**GIVEN EXERCISE**
Return the listing below verbatim. Pictures do not belong in the copy.

--- start DATASET EXTRACT ---

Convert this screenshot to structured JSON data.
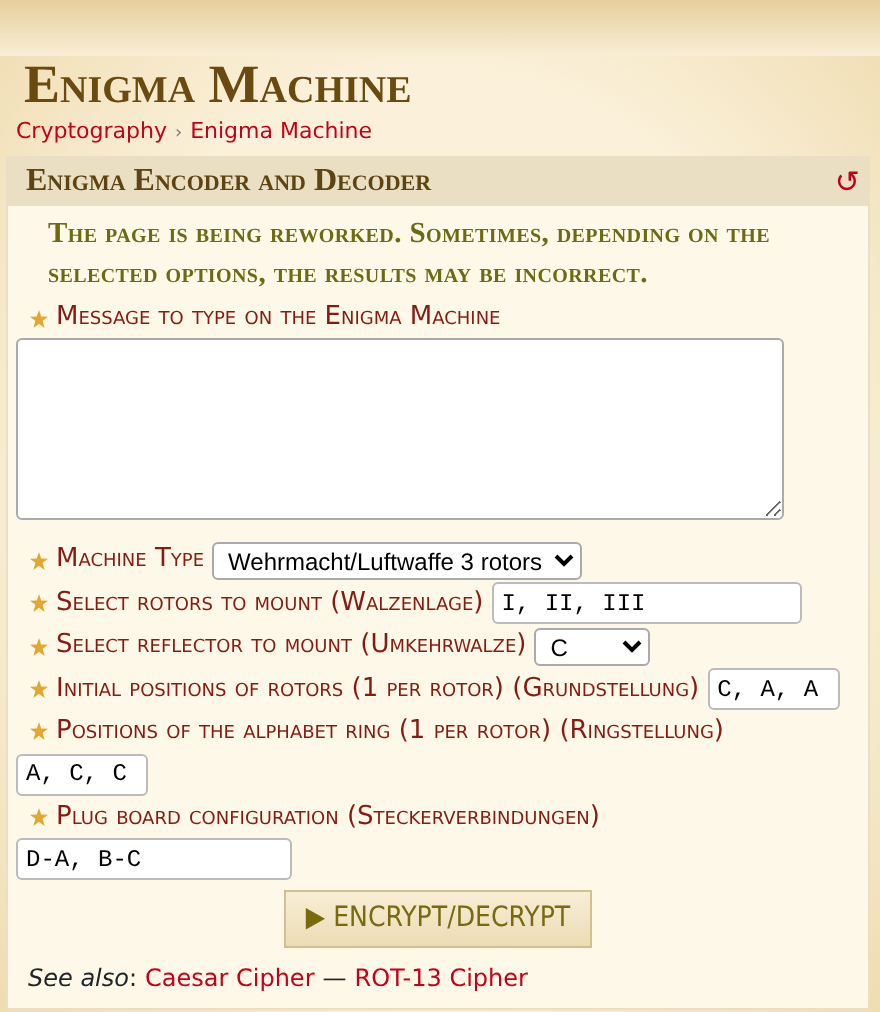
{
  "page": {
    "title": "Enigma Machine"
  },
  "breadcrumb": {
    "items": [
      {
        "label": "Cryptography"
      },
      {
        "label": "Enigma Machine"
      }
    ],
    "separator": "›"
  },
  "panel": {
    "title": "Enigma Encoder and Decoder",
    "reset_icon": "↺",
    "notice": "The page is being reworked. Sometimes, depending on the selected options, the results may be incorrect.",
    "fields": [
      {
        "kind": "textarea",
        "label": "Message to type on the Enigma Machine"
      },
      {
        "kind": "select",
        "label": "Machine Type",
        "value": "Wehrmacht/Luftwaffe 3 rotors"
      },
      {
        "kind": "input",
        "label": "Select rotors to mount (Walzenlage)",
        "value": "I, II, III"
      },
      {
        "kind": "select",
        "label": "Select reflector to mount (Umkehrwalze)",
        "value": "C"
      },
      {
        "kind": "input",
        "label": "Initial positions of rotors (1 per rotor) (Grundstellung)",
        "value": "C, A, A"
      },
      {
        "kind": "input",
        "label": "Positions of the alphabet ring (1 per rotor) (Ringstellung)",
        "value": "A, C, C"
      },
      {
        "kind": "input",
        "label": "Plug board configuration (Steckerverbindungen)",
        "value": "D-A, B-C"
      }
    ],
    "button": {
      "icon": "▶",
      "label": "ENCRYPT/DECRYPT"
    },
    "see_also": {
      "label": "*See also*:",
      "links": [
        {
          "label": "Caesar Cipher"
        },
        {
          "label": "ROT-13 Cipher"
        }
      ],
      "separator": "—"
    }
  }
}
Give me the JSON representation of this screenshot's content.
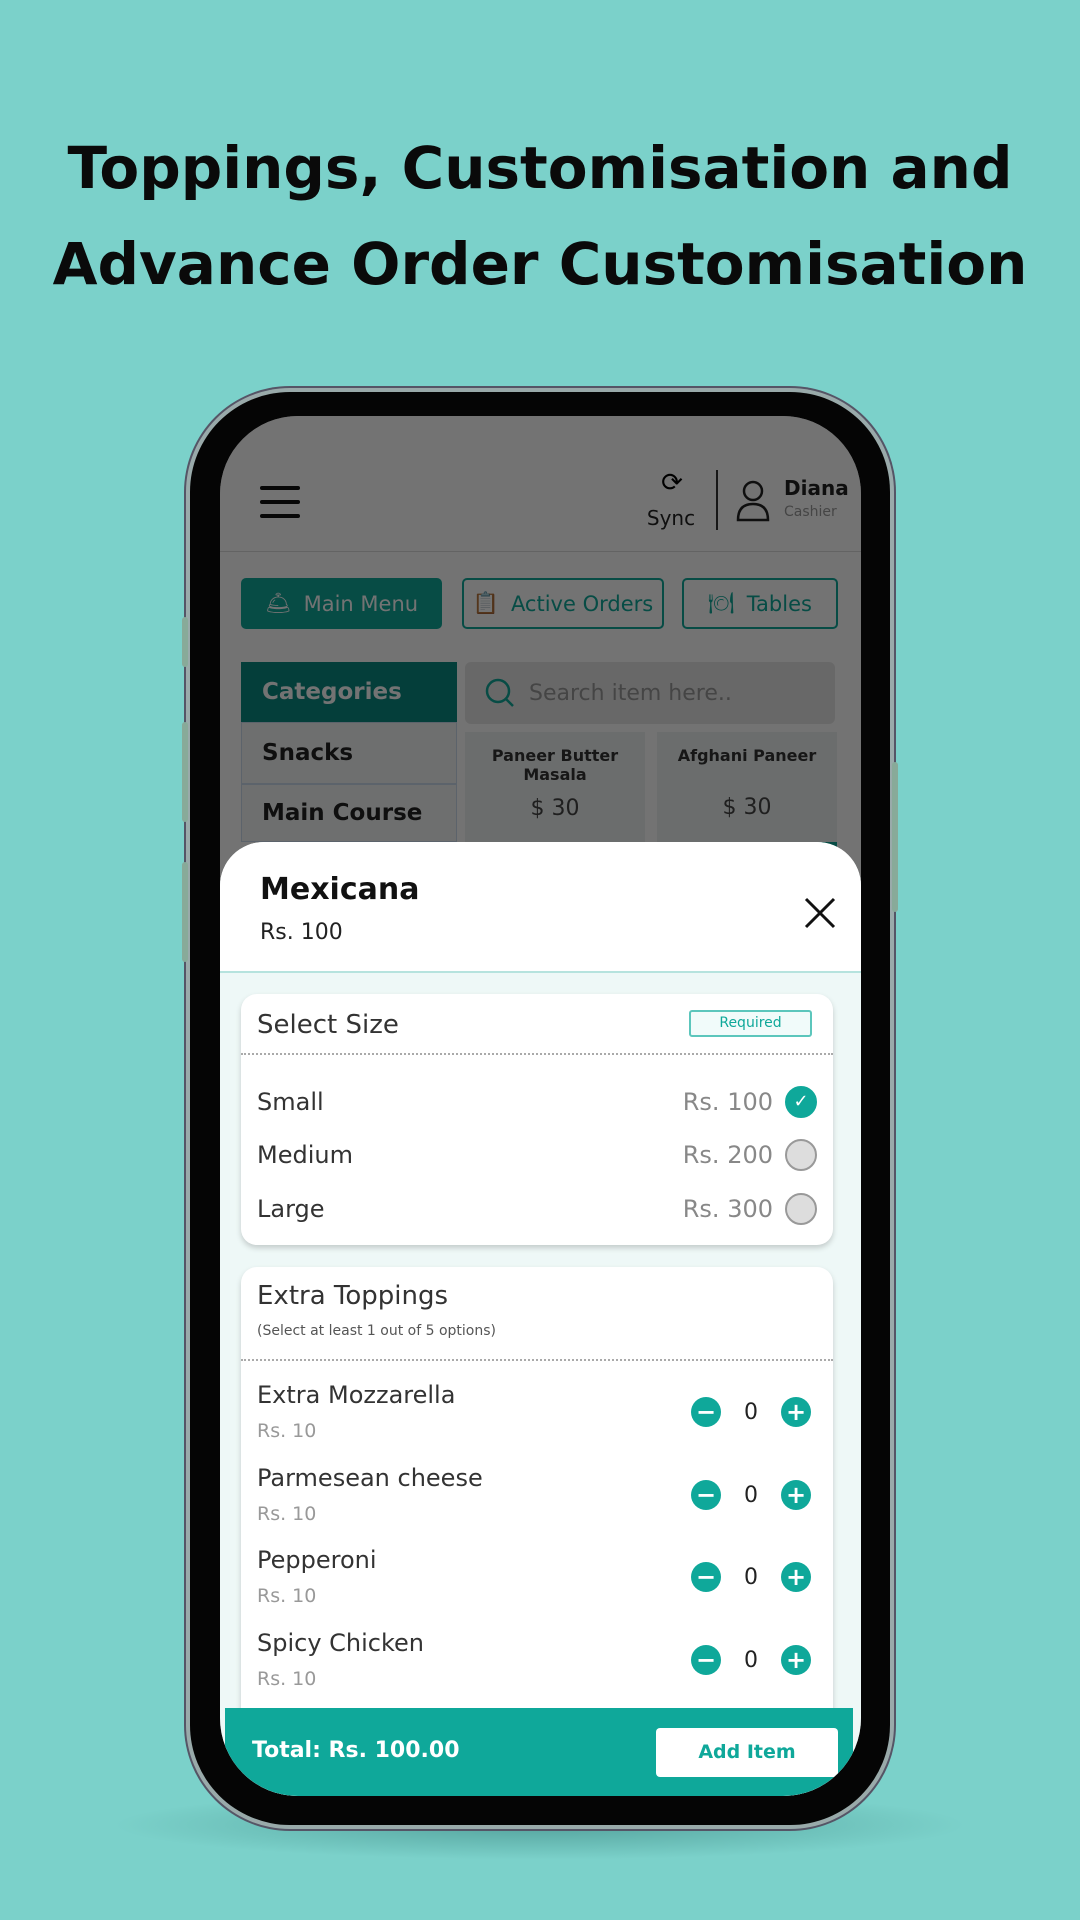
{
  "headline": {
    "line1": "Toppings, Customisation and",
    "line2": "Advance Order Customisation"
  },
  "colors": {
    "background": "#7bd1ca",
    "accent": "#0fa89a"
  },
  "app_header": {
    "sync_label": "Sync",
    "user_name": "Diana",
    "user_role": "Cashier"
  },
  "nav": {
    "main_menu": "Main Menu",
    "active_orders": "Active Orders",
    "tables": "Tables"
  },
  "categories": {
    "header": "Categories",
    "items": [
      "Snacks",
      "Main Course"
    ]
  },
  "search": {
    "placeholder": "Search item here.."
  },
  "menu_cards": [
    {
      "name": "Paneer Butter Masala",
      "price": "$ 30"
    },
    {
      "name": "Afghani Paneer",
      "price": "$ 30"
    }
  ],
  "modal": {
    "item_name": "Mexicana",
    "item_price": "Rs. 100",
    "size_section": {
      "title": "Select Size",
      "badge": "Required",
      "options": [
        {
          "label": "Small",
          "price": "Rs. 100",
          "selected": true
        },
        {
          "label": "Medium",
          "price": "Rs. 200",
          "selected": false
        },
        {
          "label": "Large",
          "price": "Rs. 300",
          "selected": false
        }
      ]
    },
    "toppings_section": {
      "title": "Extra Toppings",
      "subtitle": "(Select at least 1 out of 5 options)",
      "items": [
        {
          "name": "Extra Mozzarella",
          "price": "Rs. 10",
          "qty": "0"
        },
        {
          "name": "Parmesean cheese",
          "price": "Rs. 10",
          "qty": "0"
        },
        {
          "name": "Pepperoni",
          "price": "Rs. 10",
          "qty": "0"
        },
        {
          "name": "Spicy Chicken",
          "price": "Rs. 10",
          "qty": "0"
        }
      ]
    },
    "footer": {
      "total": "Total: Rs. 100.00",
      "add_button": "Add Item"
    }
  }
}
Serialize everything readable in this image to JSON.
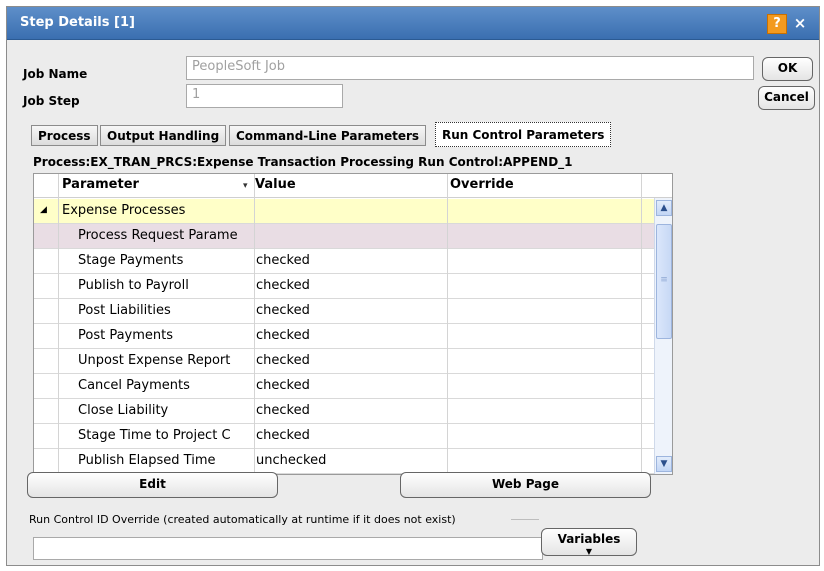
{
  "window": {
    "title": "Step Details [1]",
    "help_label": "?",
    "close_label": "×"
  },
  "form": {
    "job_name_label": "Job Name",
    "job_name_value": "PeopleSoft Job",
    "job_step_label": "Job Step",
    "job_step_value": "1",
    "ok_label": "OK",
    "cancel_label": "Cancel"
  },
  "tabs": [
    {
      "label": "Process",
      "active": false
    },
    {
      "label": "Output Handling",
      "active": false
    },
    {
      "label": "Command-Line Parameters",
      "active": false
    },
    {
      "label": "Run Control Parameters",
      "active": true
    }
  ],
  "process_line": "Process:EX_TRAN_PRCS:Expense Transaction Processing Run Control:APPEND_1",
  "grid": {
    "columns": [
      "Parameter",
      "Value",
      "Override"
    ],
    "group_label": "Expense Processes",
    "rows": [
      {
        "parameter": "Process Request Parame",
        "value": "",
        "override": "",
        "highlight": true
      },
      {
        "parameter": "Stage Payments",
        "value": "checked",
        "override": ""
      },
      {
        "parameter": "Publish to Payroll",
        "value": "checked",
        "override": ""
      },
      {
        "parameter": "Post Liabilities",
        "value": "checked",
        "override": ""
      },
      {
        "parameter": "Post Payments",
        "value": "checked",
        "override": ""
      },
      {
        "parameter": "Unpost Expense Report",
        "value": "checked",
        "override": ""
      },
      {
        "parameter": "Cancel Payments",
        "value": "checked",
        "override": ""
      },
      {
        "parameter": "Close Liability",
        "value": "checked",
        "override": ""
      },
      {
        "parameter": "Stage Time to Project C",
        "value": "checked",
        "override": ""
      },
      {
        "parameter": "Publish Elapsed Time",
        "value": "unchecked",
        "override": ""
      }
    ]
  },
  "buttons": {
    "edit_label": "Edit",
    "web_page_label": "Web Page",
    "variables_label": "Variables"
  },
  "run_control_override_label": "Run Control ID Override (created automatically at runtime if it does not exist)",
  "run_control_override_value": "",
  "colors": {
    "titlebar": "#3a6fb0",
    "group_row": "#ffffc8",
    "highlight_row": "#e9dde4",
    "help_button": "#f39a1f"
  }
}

--- end DATASET EXTRACT ---

**THE RESPONSE**
Convert this screenshot to structured JSON data.
{
  "page": {
    "title": "Enigma Machine"
  },
  "breadcrumb": {
    "items": [
      {
        "label": "Cryptography"
      },
      {
        "label": "Enigma Machine"
      }
    ],
    "separator": "›"
  },
  "panel": {
    "title": "Enigma Encoder and Decoder",
    "reset_icon": "↺",
    "notice": "The page is being reworked. Sometimes, depending on the selected options, the results may be incorrect.",
    "fields": [
      {
        "kind": "textarea",
        "label": "Message to type on the Enigma Machine"
      },
      {
        "kind": "select",
        "label": "Machine Type",
        "value": "Wehrmacht/Luftwaffe 3 rotors"
      },
      {
        "kind": "input",
        "label": "Select rotors to mount (Walzenlage)",
        "value": "I, II, III"
      },
      {
        "kind": "select",
        "label": "Select reflector to mount (Umkehrwalze)",
        "value": "C"
      },
      {
        "kind": "input",
        "label": "Initial positions of rotors (1 per rotor) (Grundstellung)",
        "value": "C, A, A"
      },
      {
        "kind": "input",
        "label": "Positions of the alphabet ring (1 per rotor) (Ringstellung)",
        "value": "A, C, C"
      },
      {
        "kind": "input",
        "label": "Plug board configuration (Steckerverbindungen)",
        "value": "D-A, B-C"
      }
    ],
    "button": {
      "icon": "▶",
      "label": "ENCRYPT/DECRYPT"
    },
    "see_also": {
      "label": "*See also*:",
      "links": [
        {
          "label": "Caesar Cipher"
        },
        {
          "label": "ROT-13 Cipher"
        }
      ],
      "separator": "—"
    }
  }
}
Give me the JSON representation of this screenshot's content.
{
  "headline": {
    "line1": "Toppings, Customisation and",
    "line2": "Advance Order Customisation"
  },
  "colors": {
    "background": "#7bd1ca",
    "accent": "#0fa89a"
  },
  "app_header": {
    "sync_label": "Sync",
    "user_name": "Diana",
    "user_role": "Cashier"
  },
  "nav": {
    "main_menu": "Main Menu",
    "active_orders": "Active Orders",
    "tables": "Tables"
  },
  "categories": {
    "header": "Categories",
    "items": [
      "Snacks",
      "Main Course"
    ]
  },
  "search": {
    "placeholder": "Search item here.."
  },
  "menu_cards": [
    {
      "name": "Paneer Butter Masala",
      "price": "$ 30"
    },
    {
      "name": "Afghani Paneer",
      "price": "$ 30"
    }
  ],
  "modal": {
    "item_name": "Mexicana",
    "item_price": "Rs. 100",
    "size_section": {
      "title": "Select Size",
      "badge": "Required",
      "options": [
        {
          "label": "Small",
          "price": "Rs. 100",
          "selected": true
        },
        {
          "label": "Medium",
          "price": "Rs. 200",
          "selected": false
        },
        {
          "label": "Large",
          "price": "Rs. 300",
          "selected": false
        }
      ]
    },
    "toppings_section": {
      "title": "Extra Toppings",
      "subtitle": "(Select at least 1 out of 5 options)",
      "items": [
        {
          "name": "Extra Mozzarella",
          "price": "Rs. 10",
          "qty": "0"
        },
        {
          "name": "Parmesean cheese",
          "price": "Rs. 10",
          "qty": "0"
        },
        {
          "name": "Pepperoni",
          "price": "Rs. 10",
          "qty": "0"
        },
        {
          "name": "Spicy Chicken",
          "price": "Rs. 10",
          "qty": "0"
        }
      ]
    },
    "footer": {
      "total": "Total: Rs. 100.00",
      "add_button": "Add Item"
    }
  }
}
Serialize everything readable in this image to JSON.
{
  "window": {
    "title": "Step Details [1]",
    "help_label": "?",
    "close_label": "×"
  },
  "form": {
    "job_name_label": "Job Name",
    "job_name_value": "PeopleSoft Job",
    "job_step_label": "Job Step",
    "job_step_value": "1",
    "ok_label": "OK",
    "cancel_label": "Cancel"
  },
  "tabs": [
    {
      "label": "Process",
      "active": false
    },
    {
      "label": "Output Handling",
      "active": false
    },
    {
      "label": "Command-Line Parameters",
      "active": false
    },
    {
      "label": "Run Control Parameters",
      "active": true
    }
  ],
  "process_line": "Process:EX_TRAN_PRCS:Expense Transaction Processing Run Control:APPEND_1",
  "grid": {
    "columns": [
      "Parameter",
      "Value",
      "Override"
    ],
    "group_label": "Expense Processes",
    "rows": [
      {
        "parameter": "Process Request Parame",
        "value": "",
        "override": "",
        "highlight": true
      },
      {
        "parameter": "Stage Payments",
        "value": "checked",
        "override": ""
      },
      {
        "parameter": "Publish to Payroll",
        "value": "checked",
        "override": ""
      },
      {
        "parameter": "Post Liabilities",
        "value": "checked",
        "override": ""
      },
      {
        "parameter": "Post Payments",
        "value": "checked",
        "override": ""
      },
      {
        "parameter": "Unpost Expense Report",
        "value": "checked",
        "override": ""
      },
      {
        "parameter": "Cancel Payments",
        "value": "checked",
        "override": ""
      },
      {
        "parameter": "Close Liability",
        "value": "checked",
        "override": ""
      },
      {
        "parameter": "Stage Time to Project C",
        "value": "checked",
        "override": ""
      },
      {
        "parameter": "Publish Elapsed Time",
        "value": "unchecked",
        "override": ""
      }
    ]
  },
  "buttons": {
    "edit_label": "Edit",
    "web_page_label": "Web Page",
    "variables_label": "Variables"
  },
  "run_control_override_label": "Run Control ID Override (created automatically at runtime if it does not exist)",
  "run_control_override_value": "",
  "colors": {
    "titlebar": "#3a6fb0",
    "group_row": "#ffffc8",
    "highlight_row": "#e9dde4",
    "help_button": "#f39a1f"
  }
}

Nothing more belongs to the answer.